_Exercise details_. Please output every line of the material as it stands, without the pictures.

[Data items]

------------

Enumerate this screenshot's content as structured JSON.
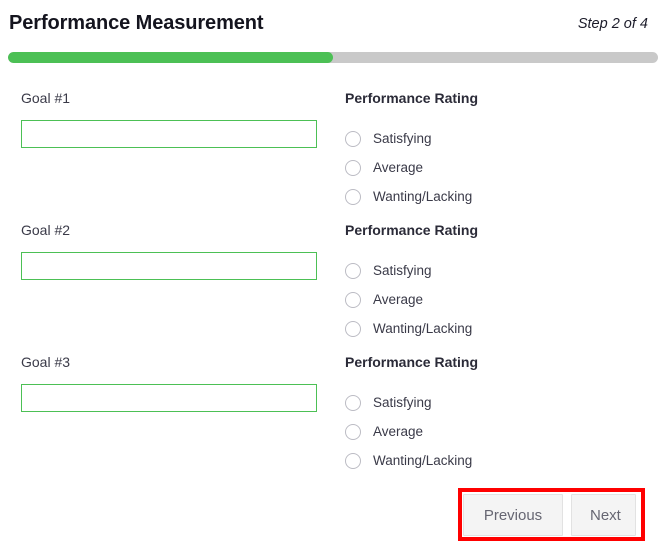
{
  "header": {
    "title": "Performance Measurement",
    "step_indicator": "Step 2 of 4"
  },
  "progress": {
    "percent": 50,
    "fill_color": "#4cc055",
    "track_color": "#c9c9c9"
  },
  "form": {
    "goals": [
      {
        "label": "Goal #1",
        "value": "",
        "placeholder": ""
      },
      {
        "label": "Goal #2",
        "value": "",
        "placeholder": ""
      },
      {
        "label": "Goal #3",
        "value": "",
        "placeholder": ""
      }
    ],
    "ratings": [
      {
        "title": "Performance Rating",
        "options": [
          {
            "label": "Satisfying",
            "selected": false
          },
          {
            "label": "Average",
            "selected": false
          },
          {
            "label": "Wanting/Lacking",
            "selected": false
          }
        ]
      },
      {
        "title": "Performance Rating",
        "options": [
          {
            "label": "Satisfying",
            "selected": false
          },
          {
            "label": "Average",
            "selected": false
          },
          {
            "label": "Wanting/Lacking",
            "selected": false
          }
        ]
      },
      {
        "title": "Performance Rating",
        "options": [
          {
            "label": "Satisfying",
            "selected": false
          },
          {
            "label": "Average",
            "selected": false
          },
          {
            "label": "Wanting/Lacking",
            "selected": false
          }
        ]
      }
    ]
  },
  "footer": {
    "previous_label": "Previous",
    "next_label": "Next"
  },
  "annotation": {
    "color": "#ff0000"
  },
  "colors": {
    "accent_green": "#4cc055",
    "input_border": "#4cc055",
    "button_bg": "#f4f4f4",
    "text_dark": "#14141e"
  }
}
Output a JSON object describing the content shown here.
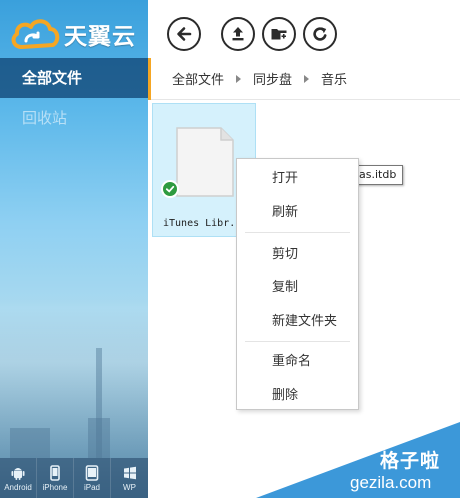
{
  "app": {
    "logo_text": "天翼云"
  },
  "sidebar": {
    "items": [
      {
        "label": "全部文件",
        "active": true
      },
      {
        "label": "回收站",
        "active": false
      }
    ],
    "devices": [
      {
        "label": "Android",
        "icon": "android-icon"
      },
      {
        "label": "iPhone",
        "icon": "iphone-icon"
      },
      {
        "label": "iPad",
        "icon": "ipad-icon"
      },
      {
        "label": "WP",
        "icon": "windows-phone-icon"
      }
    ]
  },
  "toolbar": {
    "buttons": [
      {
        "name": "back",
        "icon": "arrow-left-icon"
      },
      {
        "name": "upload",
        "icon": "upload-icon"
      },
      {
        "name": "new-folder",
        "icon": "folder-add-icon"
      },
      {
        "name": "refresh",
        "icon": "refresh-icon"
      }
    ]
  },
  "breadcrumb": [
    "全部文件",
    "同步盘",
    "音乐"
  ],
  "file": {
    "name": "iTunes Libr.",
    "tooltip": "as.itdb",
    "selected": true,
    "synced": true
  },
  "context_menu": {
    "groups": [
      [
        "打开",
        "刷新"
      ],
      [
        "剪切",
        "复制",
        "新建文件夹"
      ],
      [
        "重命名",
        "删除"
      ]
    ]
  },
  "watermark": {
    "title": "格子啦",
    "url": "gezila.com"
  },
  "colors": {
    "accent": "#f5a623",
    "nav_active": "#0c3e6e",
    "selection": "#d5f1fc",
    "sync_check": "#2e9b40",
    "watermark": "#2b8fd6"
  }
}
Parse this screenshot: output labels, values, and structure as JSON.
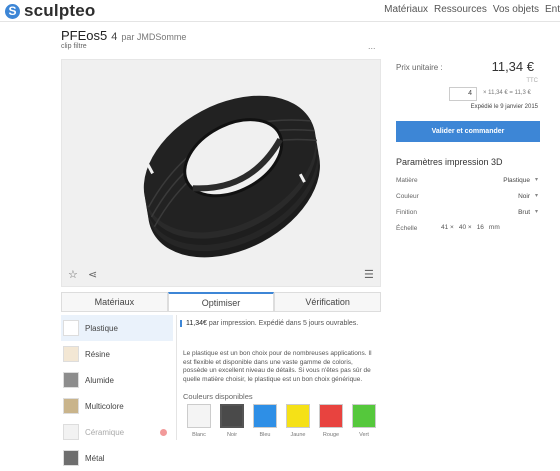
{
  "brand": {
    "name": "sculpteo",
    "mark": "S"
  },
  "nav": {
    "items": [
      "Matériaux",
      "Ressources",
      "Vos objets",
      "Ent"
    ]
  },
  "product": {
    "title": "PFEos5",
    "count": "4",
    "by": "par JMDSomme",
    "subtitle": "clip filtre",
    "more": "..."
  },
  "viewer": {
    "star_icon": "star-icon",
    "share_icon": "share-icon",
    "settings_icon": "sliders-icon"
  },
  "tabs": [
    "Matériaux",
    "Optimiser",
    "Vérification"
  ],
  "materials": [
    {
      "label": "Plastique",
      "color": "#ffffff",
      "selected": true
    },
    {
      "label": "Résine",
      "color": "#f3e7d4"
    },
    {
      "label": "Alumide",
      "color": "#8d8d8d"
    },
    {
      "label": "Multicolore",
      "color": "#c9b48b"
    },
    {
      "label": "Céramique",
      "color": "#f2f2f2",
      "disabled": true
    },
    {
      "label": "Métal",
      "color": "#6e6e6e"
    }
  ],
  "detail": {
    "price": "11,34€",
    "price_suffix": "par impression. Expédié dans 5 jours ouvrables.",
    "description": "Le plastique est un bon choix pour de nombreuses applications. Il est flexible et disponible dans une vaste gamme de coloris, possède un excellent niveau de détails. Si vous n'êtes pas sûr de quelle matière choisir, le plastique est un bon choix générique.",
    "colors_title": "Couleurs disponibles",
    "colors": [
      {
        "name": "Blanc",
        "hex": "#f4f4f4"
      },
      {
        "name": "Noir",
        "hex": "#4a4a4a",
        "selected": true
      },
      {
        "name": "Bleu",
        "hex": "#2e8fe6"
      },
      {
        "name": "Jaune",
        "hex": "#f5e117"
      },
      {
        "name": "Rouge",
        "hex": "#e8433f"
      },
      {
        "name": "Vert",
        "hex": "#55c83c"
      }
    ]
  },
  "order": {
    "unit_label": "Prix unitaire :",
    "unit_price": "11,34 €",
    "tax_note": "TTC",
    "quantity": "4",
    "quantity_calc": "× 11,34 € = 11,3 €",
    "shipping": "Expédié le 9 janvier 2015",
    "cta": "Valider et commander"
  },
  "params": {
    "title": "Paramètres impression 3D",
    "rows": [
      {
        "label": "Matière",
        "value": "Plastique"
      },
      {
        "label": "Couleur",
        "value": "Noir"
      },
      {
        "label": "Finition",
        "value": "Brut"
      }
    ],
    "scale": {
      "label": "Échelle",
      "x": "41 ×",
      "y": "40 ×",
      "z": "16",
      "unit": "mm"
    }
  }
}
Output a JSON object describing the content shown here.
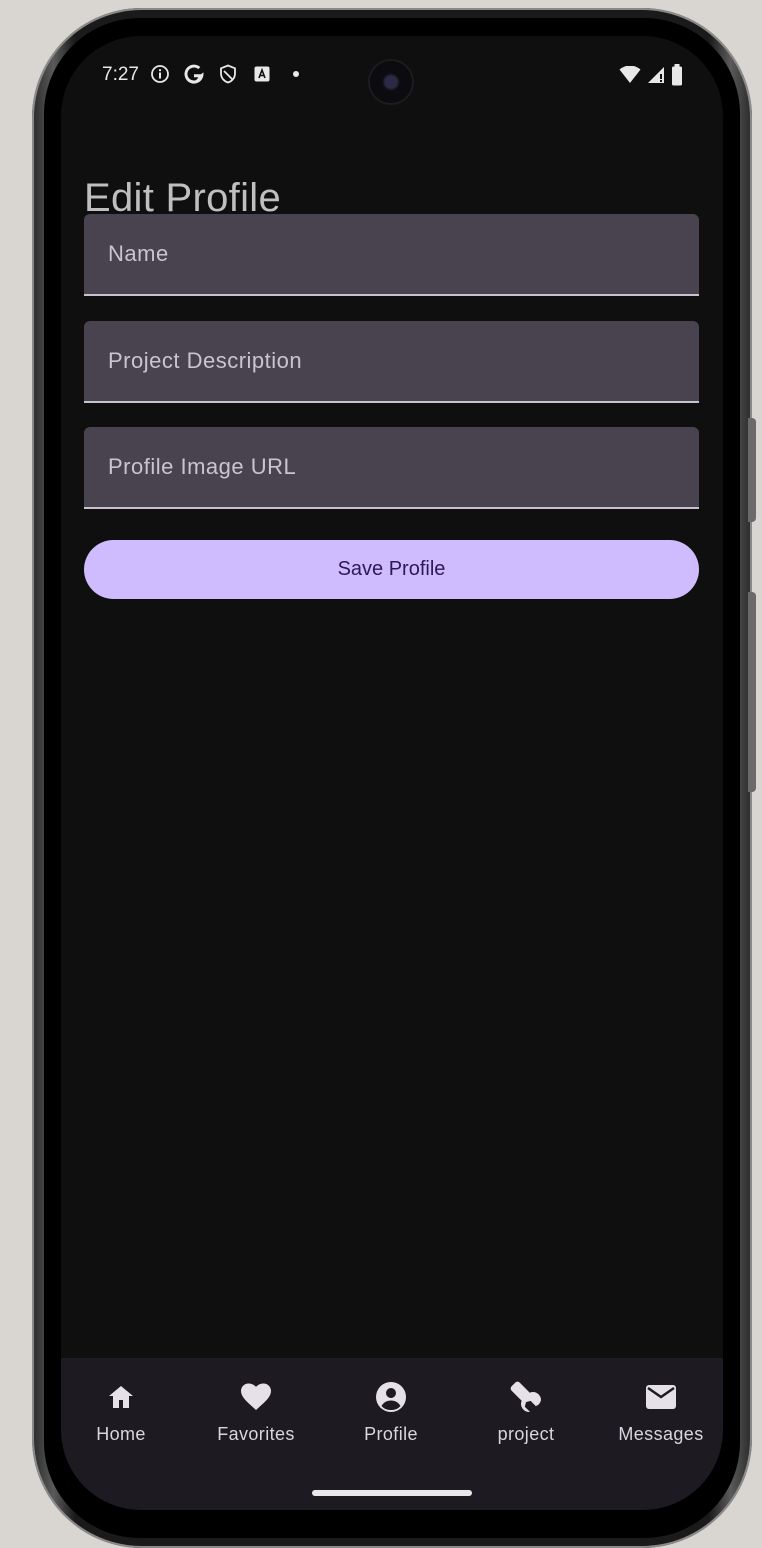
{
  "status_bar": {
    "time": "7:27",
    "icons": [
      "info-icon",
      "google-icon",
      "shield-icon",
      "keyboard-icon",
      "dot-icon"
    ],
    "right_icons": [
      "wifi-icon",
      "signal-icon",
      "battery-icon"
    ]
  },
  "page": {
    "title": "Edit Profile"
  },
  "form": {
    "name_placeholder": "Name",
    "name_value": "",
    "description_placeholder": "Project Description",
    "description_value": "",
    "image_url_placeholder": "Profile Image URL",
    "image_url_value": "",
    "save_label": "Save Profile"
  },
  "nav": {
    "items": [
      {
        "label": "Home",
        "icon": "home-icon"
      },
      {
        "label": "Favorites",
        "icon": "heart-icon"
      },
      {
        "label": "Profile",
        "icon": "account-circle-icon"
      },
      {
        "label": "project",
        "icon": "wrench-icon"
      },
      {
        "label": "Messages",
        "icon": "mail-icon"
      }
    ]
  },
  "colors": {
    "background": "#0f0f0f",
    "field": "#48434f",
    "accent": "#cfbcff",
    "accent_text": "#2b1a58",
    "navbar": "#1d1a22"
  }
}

------------

_Answer for this exercise_.
Enumerate this screenshot's content as structured JSON.
{
  "header": {
    "title": "Performance Measurement",
    "step_indicator": "Step 2 of 4"
  },
  "progress": {
    "percent": 50,
    "fill_color": "#4cc055",
    "track_color": "#c9c9c9"
  },
  "form": {
    "goals": [
      {
        "label": "Goal #1",
        "value": "",
        "placeholder": ""
      },
      {
        "label": "Goal #2",
        "value": "",
        "placeholder": ""
      },
      {
        "label": "Goal #3",
        "value": "",
        "placeholder": ""
      }
    ],
    "ratings": [
      {
        "title": "Performance Rating",
        "options": [
          {
            "label": "Satisfying",
            "selected": false
          },
          {
            "label": "Average",
            "selected": false
          },
          {
            "label": "Wanting/Lacking",
            "selected": false
          }
        ]
      },
      {
        "title": "Performance Rating",
        "options": [
          {
            "label": "Satisfying",
            "selected": false
          },
          {
            "label": "Average",
            "selected": false
          },
          {
            "label": "Wanting/Lacking",
            "selected": false
          }
        ]
      },
      {
        "title": "Performance Rating",
        "options": [
          {
            "label": "Satisfying",
            "selected": false
          },
          {
            "label": "Average",
            "selected": false
          },
          {
            "label": "Wanting/Lacking",
            "selected": false
          }
        ]
      }
    ]
  },
  "footer": {
    "previous_label": "Previous",
    "next_label": "Next"
  },
  "annotation": {
    "color": "#ff0000"
  },
  "colors": {
    "accent_green": "#4cc055",
    "input_border": "#4cc055",
    "button_bg": "#f4f4f4",
    "text_dark": "#14141e"
  }
}
Output a JSON object describing the content shown here.
{
  "app": {
    "logo_text": "天翼云"
  },
  "sidebar": {
    "items": [
      {
        "label": "全部文件",
        "active": true
      },
      {
        "label": "回收站",
        "active": false
      }
    ],
    "devices": [
      {
        "label": "Android",
        "icon": "android-icon"
      },
      {
        "label": "iPhone",
        "icon": "iphone-icon"
      },
      {
        "label": "iPad",
        "icon": "ipad-icon"
      },
      {
        "label": "WP",
        "icon": "windows-phone-icon"
      }
    ]
  },
  "toolbar": {
    "buttons": [
      {
        "name": "back",
        "icon": "arrow-left-icon"
      },
      {
        "name": "upload",
        "icon": "upload-icon"
      },
      {
        "name": "new-folder",
        "icon": "folder-add-icon"
      },
      {
        "name": "refresh",
        "icon": "refresh-icon"
      }
    ]
  },
  "breadcrumb": [
    "全部文件",
    "同步盘",
    "音乐"
  ],
  "file": {
    "name": "iTunes Libr.",
    "tooltip": "as.itdb",
    "selected": true,
    "synced": true
  },
  "context_menu": {
    "groups": [
      [
        "打开",
        "刷新"
      ],
      [
        "剪切",
        "复制",
        "新建文件夹"
      ],
      [
        "重命名",
        "删除"
      ]
    ]
  },
  "watermark": {
    "title": "格子啦",
    "url": "gezila.com"
  },
  "colors": {
    "accent": "#f5a623",
    "nav_active": "#0c3e6e",
    "selection": "#d5f1fc",
    "sync_check": "#2e9b40",
    "watermark": "#2b8fd6"
  }
}
Parse this screenshot: output labels, values, and structure as JSON.
{
  "brand": {
    "name": "sculpteo",
    "mark": "S"
  },
  "nav": {
    "items": [
      "Matériaux",
      "Ressources",
      "Vos objets",
      "Ent"
    ]
  },
  "product": {
    "title": "PFEos5",
    "count": "4",
    "by": "par JMDSomme",
    "subtitle": "clip filtre",
    "more": "..."
  },
  "viewer": {
    "star_icon": "star-icon",
    "share_icon": "share-icon",
    "settings_icon": "sliders-icon"
  },
  "tabs": [
    "Matériaux",
    "Optimiser",
    "Vérification"
  ],
  "materials": [
    {
      "label": "Plastique",
      "color": "#ffffff",
      "selected": true
    },
    {
      "label": "Résine",
      "color": "#f3e7d4"
    },
    {
      "label": "Alumide",
      "color": "#8d8d8d"
    },
    {
      "label": "Multicolore",
      "color": "#c9b48b"
    },
    {
      "label": "Céramique",
      "color": "#f2f2f2",
      "disabled": true
    },
    {
      "label": "Métal",
      "color": "#6e6e6e"
    }
  ],
  "detail": {
    "price": "11,34€",
    "price_suffix": "par impression. Expédié dans 5 jours ouvrables.",
    "description": "Le plastique est un bon choix pour de nombreuses applications. Il est flexible et disponible dans une vaste gamme de coloris, possède un excellent niveau de détails. Si vous n'êtes pas sûr de quelle matière choisir, le plastique est un bon choix générique.",
    "colors_title": "Couleurs disponibles",
    "colors": [
      {
        "name": "Blanc",
        "hex": "#f4f4f4"
      },
      {
        "name": "Noir",
        "hex": "#4a4a4a",
        "selected": true
      },
      {
        "name": "Bleu",
        "hex": "#2e8fe6"
      },
      {
        "name": "Jaune",
        "hex": "#f5e117"
      },
      {
        "name": "Rouge",
        "hex": "#e8433f"
      },
      {
        "name": "Vert",
        "hex": "#55c83c"
      }
    ]
  },
  "order": {
    "unit_label": "Prix unitaire :",
    "unit_price": "11,34 €",
    "tax_note": "TTC",
    "quantity": "4",
    "quantity_calc": "× 11,34 € = 11,3 €",
    "shipping": "Expédié le 9 janvier 2015",
    "cta": "Valider et commander"
  },
  "params": {
    "title": "Paramètres impression 3D",
    "rows": [
      {
        "label": "Matière",
        "value": "Plastique"
      },
      {
        "label": "Couleur",
        "value": "Noir"
      },
      {
        "label": "Finition",
        "value": "Brut"
      }
    ],
    "scale": {
      "label": "Échelle",
      "x": "41 ×",
      "y": "40 ×",
      "z": "16",
      "unit": "mm"
    }
  }
}
Output a JSON object describing the content shown here.
{
  "status_bar": {
    "time": "7:27",
    "icons": [
      "info-icon",
      "google-icon",
      "shield-icon",
      "keyboard-icon",
      "dot-icon"
    ],
    "right_icons": [
      "wifi-icon",
      "signal-icon",
      "battery-icon"
    ]
  },
  "page": {
    "title": "Edit Profile"
  },
  "form": {
    "name_placeholder": "Name",
    "name_value": "",
    "description_placeholder": "Project Description",
    "description_value": "",
    "image_url_placeholder": "Profile Image URL",
    "image_url_value": "",
    "save_label": "Save Profile"
  },
  "nav": {
    "items": [
      {
        "label": "Home",
        "icon": "home-icon"
      },
      {
        "label": "Favorites",
        "icon": "heart-icon"
      },
      {
        "label": "Profile",
        "icon": "account-circle-icon"
      },
      {
        "label": "project",
        "icon": "wrench-icon"
      },
      {
        "label": "Messages",
        "icon": "mail-icon"
      }
    ]
  },
  "colors": {
    "background": "#0f0f0f",
    "field": "#48434f",
    "accent": "#cfbcff",
    "accent_text": "#2b1a58",
    "navbar": "#1d1a22"
  }
}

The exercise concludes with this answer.